● EXERCISE BRIEF
Find the lines holding the string "JSON" in the data, then copy all of them.

● EXERCISE DATA
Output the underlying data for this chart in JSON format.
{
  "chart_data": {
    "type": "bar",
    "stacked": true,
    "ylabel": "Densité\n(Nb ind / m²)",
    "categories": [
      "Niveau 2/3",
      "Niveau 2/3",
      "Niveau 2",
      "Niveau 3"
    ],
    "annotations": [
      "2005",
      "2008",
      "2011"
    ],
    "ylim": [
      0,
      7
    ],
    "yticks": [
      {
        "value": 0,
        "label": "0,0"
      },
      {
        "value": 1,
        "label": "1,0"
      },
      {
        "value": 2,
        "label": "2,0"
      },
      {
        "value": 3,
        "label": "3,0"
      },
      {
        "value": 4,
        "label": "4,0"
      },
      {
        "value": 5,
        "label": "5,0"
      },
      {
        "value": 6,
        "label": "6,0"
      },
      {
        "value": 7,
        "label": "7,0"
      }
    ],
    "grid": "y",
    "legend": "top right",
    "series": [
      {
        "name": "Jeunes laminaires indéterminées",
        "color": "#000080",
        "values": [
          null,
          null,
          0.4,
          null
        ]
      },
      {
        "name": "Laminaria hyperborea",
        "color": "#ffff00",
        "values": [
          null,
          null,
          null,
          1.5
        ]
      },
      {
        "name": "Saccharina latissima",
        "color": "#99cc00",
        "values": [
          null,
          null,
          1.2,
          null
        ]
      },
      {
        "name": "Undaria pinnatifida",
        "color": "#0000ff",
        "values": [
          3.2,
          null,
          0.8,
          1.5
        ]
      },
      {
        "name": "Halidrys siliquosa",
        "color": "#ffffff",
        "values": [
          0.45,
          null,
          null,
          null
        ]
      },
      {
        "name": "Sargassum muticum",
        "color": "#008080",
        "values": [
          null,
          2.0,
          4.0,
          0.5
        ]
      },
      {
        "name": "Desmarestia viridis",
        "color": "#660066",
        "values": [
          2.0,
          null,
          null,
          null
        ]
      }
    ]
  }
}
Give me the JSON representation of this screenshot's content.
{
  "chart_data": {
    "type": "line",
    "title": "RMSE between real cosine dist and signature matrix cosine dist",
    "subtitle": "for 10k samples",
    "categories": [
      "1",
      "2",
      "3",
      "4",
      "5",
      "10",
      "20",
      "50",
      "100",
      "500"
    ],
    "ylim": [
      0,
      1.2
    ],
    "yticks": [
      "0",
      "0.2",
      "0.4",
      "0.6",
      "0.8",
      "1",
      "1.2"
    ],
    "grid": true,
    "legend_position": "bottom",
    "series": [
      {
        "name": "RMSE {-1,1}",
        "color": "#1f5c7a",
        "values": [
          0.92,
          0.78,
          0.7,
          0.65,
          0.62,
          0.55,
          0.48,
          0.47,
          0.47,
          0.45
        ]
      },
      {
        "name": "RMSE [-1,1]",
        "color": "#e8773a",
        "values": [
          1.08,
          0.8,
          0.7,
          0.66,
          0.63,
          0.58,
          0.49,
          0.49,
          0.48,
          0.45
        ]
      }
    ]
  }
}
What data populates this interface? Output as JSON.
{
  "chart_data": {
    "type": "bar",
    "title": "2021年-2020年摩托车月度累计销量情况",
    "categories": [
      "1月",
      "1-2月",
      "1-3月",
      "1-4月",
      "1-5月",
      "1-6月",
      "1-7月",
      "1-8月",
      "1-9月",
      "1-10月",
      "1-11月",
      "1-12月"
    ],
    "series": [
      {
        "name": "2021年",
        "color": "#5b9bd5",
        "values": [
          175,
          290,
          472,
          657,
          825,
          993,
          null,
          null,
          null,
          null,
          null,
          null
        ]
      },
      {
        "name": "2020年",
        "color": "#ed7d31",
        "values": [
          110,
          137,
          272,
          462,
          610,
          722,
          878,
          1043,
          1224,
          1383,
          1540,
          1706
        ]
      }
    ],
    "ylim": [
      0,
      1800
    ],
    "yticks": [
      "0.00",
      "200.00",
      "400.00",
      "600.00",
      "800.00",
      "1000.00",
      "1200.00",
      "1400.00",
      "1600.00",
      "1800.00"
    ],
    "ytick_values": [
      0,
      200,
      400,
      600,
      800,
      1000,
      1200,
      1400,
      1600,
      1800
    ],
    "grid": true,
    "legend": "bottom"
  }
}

● EXERCISE SOLUTION
Output the underlying data for this chart in JSON format.
Give me the JSON representation of this screenshot's content.
What data populates this interface? Output as JSON.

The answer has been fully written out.